| EXERCISE DESCRIPTION |
Scan the entries for the string "management" and give the number of lines that have it, nothing further.

| RECORDS |
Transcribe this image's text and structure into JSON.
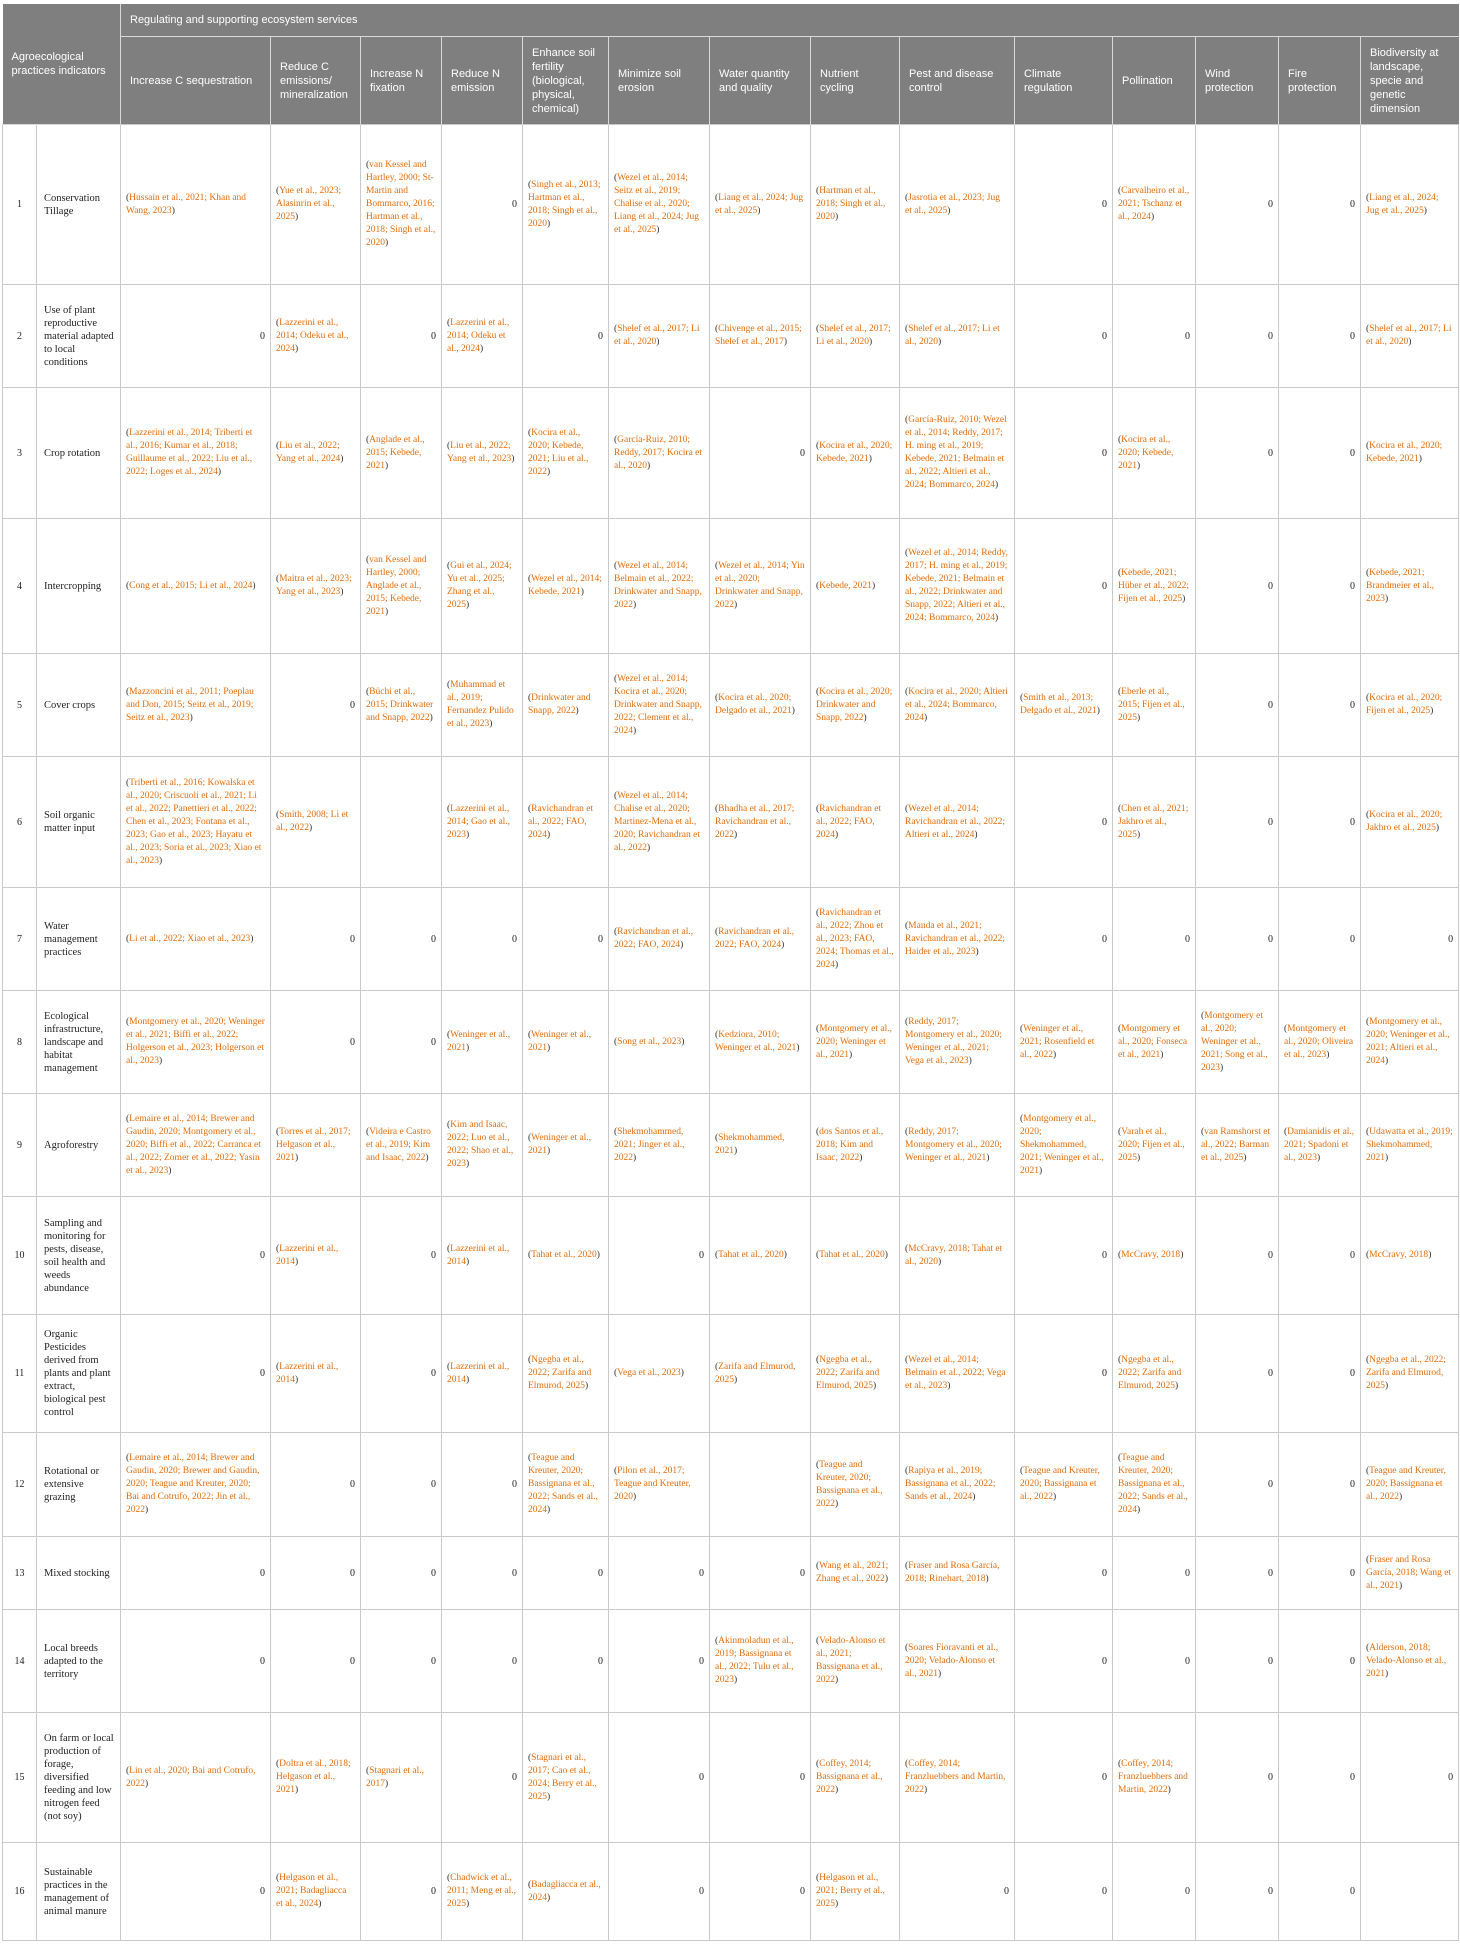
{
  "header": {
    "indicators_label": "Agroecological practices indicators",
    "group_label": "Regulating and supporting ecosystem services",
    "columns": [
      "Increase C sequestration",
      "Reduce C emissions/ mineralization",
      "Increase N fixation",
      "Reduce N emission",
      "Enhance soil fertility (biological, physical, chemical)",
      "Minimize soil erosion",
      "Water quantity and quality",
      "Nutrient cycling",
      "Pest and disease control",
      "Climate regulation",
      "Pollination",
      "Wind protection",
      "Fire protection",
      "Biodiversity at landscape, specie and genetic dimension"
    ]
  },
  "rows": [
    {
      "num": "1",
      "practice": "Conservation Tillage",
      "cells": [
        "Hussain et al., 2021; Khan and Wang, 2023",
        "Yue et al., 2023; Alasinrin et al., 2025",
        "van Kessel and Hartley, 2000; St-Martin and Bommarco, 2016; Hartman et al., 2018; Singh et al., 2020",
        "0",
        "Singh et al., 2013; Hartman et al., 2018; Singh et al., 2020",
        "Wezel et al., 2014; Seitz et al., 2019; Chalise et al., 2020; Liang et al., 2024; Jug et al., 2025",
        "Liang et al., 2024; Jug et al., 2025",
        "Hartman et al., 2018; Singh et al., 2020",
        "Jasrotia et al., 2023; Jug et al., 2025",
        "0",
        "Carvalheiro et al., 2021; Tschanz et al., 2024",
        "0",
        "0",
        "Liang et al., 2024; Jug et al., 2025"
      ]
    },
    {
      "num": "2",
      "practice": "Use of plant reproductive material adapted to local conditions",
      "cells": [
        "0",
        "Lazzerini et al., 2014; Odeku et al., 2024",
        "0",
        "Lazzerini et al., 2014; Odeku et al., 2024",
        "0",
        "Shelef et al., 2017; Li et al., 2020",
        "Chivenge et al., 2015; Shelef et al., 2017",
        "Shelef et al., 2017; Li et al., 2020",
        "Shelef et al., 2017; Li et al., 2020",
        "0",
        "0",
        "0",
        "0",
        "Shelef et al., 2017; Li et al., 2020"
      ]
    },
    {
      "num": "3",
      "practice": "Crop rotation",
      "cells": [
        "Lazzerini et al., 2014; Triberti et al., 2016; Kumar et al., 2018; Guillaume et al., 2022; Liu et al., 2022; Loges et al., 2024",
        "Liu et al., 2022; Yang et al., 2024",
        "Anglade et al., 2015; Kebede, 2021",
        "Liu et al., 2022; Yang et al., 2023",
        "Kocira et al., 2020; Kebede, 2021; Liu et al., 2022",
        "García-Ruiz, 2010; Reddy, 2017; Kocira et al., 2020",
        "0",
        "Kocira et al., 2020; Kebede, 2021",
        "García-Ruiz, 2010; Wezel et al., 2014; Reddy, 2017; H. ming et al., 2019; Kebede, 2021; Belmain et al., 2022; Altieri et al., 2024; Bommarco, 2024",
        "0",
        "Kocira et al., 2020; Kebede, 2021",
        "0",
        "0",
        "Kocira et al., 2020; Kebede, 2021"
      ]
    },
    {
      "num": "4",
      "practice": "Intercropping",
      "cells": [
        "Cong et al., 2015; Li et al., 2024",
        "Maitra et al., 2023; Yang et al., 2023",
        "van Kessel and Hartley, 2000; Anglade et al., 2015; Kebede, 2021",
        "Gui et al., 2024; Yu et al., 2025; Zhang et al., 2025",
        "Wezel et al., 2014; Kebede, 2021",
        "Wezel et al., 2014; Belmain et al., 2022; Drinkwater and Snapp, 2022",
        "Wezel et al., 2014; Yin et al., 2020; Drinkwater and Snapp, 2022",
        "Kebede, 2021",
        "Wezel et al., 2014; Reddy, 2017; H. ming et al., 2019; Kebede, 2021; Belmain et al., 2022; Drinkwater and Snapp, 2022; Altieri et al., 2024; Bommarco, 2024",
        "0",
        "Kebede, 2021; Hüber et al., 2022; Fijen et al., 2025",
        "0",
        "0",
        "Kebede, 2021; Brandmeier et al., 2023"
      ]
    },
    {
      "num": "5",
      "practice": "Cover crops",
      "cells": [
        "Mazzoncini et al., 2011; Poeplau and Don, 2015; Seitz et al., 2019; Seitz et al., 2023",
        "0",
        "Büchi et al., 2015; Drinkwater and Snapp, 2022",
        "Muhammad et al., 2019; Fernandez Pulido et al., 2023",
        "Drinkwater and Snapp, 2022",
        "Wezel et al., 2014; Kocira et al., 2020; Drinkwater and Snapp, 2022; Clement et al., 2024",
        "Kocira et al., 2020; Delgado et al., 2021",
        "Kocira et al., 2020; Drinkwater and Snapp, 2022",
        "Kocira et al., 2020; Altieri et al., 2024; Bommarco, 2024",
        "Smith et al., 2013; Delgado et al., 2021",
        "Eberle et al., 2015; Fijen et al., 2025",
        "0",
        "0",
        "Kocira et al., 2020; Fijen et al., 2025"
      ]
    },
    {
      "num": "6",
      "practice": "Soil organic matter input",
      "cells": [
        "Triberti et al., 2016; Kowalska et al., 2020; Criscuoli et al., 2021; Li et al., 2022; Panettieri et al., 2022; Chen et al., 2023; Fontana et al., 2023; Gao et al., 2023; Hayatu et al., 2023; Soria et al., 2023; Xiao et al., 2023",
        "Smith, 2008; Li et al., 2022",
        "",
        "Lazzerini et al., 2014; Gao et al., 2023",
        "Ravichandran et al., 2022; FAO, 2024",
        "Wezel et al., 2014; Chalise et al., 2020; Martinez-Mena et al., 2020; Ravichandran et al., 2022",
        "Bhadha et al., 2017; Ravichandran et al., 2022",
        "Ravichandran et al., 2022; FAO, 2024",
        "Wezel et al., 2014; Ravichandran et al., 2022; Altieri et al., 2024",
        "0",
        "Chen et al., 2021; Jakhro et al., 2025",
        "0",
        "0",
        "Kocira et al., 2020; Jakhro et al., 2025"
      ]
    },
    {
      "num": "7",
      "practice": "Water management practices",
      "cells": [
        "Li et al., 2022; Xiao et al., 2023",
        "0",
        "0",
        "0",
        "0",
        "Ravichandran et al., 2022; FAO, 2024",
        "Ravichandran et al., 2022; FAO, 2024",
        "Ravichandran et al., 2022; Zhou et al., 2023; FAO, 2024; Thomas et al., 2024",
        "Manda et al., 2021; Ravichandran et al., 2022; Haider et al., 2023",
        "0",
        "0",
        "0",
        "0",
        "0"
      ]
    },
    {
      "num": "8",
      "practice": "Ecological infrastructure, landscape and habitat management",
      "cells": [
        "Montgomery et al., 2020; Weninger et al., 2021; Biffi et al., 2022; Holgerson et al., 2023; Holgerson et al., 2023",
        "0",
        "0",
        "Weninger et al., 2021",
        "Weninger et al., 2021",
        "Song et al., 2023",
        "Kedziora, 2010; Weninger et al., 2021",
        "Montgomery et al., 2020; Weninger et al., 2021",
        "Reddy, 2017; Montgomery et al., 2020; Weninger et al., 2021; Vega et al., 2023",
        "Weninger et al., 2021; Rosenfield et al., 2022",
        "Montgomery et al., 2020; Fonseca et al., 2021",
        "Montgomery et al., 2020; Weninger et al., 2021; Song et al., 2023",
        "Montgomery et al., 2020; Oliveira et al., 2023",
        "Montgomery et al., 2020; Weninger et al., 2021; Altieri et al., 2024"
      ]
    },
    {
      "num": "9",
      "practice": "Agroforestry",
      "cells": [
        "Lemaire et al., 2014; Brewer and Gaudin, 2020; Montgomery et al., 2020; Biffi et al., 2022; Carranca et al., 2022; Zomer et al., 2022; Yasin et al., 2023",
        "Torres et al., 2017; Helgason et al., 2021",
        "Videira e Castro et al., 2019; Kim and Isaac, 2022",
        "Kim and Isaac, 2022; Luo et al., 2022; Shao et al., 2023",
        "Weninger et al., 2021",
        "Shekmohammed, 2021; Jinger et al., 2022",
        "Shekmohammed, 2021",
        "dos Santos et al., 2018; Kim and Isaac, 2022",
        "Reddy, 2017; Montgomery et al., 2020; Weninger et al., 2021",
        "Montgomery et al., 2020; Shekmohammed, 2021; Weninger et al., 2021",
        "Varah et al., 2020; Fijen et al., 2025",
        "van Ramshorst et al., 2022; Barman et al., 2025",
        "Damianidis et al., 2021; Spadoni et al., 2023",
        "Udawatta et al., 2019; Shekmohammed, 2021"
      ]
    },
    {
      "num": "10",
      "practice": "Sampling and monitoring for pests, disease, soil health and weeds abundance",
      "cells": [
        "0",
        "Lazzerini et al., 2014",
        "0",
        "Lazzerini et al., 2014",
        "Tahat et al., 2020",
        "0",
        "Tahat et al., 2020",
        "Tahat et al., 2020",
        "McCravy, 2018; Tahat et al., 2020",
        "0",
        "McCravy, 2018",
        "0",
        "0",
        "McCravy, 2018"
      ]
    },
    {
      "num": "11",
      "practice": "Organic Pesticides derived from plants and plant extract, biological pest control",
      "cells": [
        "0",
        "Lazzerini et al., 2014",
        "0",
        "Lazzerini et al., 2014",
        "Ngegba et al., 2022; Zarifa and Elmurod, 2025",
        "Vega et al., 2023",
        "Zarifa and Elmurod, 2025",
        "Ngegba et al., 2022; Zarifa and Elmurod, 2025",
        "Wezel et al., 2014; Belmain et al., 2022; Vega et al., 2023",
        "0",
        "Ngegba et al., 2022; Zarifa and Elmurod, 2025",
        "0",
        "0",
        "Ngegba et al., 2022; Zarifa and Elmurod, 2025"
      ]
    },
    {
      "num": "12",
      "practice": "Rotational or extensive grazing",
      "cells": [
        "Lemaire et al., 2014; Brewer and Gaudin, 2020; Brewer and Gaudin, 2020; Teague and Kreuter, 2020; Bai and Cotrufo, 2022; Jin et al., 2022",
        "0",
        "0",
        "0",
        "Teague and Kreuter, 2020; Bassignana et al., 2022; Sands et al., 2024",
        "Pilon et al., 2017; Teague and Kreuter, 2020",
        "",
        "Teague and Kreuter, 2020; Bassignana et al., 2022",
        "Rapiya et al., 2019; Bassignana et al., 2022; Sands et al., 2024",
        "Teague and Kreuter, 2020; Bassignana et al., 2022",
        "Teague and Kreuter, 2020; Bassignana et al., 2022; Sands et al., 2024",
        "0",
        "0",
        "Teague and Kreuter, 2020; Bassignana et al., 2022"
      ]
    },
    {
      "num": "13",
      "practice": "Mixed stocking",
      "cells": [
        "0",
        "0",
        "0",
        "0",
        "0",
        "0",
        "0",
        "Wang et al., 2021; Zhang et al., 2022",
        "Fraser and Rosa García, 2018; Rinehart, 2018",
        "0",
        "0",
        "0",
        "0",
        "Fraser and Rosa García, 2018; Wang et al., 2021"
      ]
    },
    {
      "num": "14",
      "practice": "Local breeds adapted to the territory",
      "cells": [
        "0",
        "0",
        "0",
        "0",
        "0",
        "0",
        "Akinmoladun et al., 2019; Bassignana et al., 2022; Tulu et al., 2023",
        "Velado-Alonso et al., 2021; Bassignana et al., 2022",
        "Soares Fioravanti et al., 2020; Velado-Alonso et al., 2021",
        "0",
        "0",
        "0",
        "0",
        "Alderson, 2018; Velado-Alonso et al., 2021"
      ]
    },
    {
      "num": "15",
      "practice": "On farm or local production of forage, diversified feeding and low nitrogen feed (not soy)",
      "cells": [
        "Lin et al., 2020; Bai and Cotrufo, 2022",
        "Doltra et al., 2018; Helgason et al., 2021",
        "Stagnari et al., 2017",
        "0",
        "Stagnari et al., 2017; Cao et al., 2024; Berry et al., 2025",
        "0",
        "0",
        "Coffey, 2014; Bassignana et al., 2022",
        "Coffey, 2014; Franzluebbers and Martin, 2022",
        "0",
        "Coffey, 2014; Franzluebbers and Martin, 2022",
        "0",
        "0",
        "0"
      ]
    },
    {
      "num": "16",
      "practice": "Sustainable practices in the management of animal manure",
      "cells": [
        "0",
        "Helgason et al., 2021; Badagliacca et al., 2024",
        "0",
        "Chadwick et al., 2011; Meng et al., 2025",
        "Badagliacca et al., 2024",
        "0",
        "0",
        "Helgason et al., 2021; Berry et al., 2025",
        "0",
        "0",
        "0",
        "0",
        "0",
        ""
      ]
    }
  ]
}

| RESULT OF THE TASK |
3